Problem statement:
Provide an exact reproduction of every entry.

Material for the task:
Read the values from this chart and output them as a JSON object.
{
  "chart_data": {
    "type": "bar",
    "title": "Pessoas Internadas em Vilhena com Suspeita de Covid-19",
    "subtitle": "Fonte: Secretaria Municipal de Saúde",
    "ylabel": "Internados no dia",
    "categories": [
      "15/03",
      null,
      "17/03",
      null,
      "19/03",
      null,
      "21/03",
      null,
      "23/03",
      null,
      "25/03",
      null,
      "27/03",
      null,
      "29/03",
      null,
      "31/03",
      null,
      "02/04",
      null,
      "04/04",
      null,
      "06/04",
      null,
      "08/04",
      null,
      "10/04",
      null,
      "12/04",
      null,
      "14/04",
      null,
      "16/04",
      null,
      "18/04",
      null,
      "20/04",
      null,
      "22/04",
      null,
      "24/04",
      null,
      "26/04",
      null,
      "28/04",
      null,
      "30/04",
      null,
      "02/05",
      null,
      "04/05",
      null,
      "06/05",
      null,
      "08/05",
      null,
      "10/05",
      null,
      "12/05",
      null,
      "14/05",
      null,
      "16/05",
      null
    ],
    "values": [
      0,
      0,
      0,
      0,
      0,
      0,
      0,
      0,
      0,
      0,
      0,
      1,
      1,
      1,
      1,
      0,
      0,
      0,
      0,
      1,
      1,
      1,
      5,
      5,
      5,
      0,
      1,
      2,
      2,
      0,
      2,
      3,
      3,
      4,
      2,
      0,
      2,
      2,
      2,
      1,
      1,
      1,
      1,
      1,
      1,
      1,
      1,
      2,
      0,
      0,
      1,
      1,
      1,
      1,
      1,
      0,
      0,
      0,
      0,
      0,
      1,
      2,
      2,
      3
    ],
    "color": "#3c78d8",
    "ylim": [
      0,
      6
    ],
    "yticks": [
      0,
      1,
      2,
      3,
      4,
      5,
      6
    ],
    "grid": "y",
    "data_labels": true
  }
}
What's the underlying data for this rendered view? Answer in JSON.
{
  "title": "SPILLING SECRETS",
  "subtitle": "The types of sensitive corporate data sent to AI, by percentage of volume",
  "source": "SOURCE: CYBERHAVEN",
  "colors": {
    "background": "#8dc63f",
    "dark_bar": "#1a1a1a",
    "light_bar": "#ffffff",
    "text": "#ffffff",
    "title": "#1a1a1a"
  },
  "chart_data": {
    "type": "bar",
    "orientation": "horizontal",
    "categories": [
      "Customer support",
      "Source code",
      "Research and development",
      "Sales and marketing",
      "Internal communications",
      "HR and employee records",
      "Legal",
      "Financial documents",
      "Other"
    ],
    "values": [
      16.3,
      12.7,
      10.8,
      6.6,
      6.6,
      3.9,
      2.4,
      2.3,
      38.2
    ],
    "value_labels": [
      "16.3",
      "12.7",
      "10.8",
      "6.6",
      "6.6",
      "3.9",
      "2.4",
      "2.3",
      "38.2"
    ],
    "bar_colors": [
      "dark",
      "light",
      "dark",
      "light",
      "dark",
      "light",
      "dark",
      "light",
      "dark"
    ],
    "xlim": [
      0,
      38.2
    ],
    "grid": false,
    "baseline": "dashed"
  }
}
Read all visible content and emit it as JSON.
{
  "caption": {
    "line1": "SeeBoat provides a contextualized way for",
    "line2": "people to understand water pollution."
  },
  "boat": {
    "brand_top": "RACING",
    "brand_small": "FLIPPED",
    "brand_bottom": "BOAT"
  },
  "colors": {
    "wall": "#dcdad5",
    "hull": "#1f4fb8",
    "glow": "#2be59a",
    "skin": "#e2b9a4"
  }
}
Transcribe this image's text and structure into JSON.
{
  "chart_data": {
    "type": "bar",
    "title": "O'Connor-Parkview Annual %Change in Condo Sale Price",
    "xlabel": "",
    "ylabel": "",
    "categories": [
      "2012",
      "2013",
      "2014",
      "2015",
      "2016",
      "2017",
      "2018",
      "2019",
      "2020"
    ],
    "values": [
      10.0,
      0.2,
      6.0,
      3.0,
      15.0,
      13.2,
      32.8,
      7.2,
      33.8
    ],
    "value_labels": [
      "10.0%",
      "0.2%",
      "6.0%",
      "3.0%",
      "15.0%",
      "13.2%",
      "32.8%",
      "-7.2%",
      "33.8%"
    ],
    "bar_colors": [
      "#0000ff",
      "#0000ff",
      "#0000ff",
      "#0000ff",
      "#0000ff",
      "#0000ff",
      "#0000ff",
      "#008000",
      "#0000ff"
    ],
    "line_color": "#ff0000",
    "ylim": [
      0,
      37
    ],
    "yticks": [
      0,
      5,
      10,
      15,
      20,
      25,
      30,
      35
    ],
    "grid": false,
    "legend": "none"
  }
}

Exercise response:
Read the values from this chart and output them as a JSON object.
{
  "chart_data": {
    "type": "bar",
    "title": "Pessoas Internadas em Vilhena com Suspeita de Covid-19",
    "subtitle": "Fonte: Secretaria Municipal de Saúde",
    "ylabel": "Internados no dia",
    "categories": [
      "15/03",
      null,
      "17/03",
      null,
      "19/03",
      null,
      "21/03",
      null,
      "23/03",
      null,
      "25/03",
      null,
      "27/03",
      null,
      "29/03",
      null,
      "31/03",
      null,
      "02/04",
      null,
      "04/04",
      null,
      "06/04",
      null,
      "08/04",
      null,
      "10/04",
      null,
      "12/04",
      null,
      "14/04",
      null,
      "16/04",
      null,
      "18/04",
      null,
      "20/04",
      null,
      "22/04",
      null,
      "24/04",
      null,
      "26/04",
      null,
      "28/04",
      null,
      "30/04",
      null,
      "02/05",
      null,
      "04/05",
      null,
      "06/05",
      null,
      "08/05",
      null,
      "10/05",
      null,
      "12/05",
      null,
      "14/05",
      null,
      "16/05",
      null
    ],
    "values": [
      0,
      0,
      0,
      0,
      0,
      0,
      0,
      0,
      0,
      0,
      0,
      1,
      1,
      1,
      1,
      0,
      0,
      0,
      0,
      1,
      1,
      1,
      5,
      5,
      5,
      0,
      1,
      2,
      2,
      0,
      2,
      3,
      3,
      4,
      2,
      0,
      2,
      2,
      2,
      1,
      1,
      1,
      1,
      1,
      1,
      1,
      1,
      2,
      0,
      0,
      1,
      1,
      1,
      1,
      1,
      0,
      0,
      0,
      0,
      0,
      1,
      2,
      2,
      3
    ],
    "color": "#3c78d8",
    "ylim": [
      0,
      6
    ],
    "yticks": [
      0,
      1,
      2,
      3,
      4,
      5,
      6
    ],
    "grid": "y",
    "data_labels": true
  }
}
What's the underlying data for this rendered view? Answer in JSON.
{
  "title": "SPILLING SECRETS",
  "subtitle": "The types of sensitive corporate data sent to AI, by percentage of volume",
  "source": "SOURCE: CYBERHAVEN",
  "colors": {
    "background": "#8dc63f",
    "dark_bar": "#1a1a1a",
    "light_bar": "#ffffff",
    "text": "#ffffff",
    "title": "#1a1a1a"
  },
  "chart_data": {
    "type": "bar",
    "orientation": "horizontal",
    "categories": [
      "Customer support",
      "Source code",
      "Research and development",
      "Sales and marketing",
      "Internal communications",
      "HR and employee records",
      "Legal",
      "Financial documents",
      "Other"
    ],
    "values": [
      16.3,
      12.7,
      10.8,
      6.6,
      6.6,
      3.9,
      2.4,
      2.3,
      38.2
    ],
    "value_labels": [
      "16.3",
      "12.7",
      "10.8",
      "6.6",
      "6.6",
      "3.9",
      "2.4",
      "2.3",
      "38.2"
    ],
    "bar_colors": [
      "dark",
      "light",
      "dark",
      "light",
      "dark",
      "light",
      "dark",
      "light",
      "dark"
    ],
    "xlim": [
      0,
      38.2
    ],
    "grid": false,
    "baseline": "dashed"
  }
}
Read all visible content and emit it as JSON.
{
  "caption": {
    "line1": "SeeBoat provides a contextualized way for",
    "line2": "people to understand water pollution."
  },
  "boat": {
    "brand_top": "RACING",
    "brand_small": "FLIPPED",
    "brand_bottom": "BOAT"
  },
  "colors": {
    "wall": "#dcdad5",
    "hull": "#1f4fb8",
    "glow": "#2be59a",
    "skin": "#e2b9a4"
  }
}
Transcribe this image's text and structure into JSON.
{
  "chart_data": {
    "type": "bar",
    "title": "O'Connor-Parkview Annual %Change in Condo Sale Price",
    "xlabel": "",
    "ylabel": "",
    "categories": [
      "2012",
      "2013",
      "2014",
      "2015",
      "2016",
      "2017",
      "2018",
      "2019",
      "2020"
    ],
    "values": [
      10.0,
      0.2,
      6.0,
      3.0,
      15.0,
      13.2,
      32.8,
      7.2,
      33.8
    ],
    "value_labels": [
      "10.0%",
      "0.2%",
      "6.0%",
      "3.0%",
      "15.0%",
      "13.2%",
      "32.8%",
      "-7.2%",
      "33.8%"
    ],
    "bar_colors": [
      "#0000ff",
      "#0000ff",
      "#0000ff",
      "#0000ff",
      "#0000ff",
      "#0000ff",
      "#0000ff",
      "#008000",
      "#0000ff"
    ],
    "line_color": "#ff0000",
    "ylim": [
      0,
      37
    ],
    "yticks": [
      0,
      5,
      10,
      15,
      20,
      25,
      30,
      35
    ],
    "grid": false,
    "legend": "none"
  }
}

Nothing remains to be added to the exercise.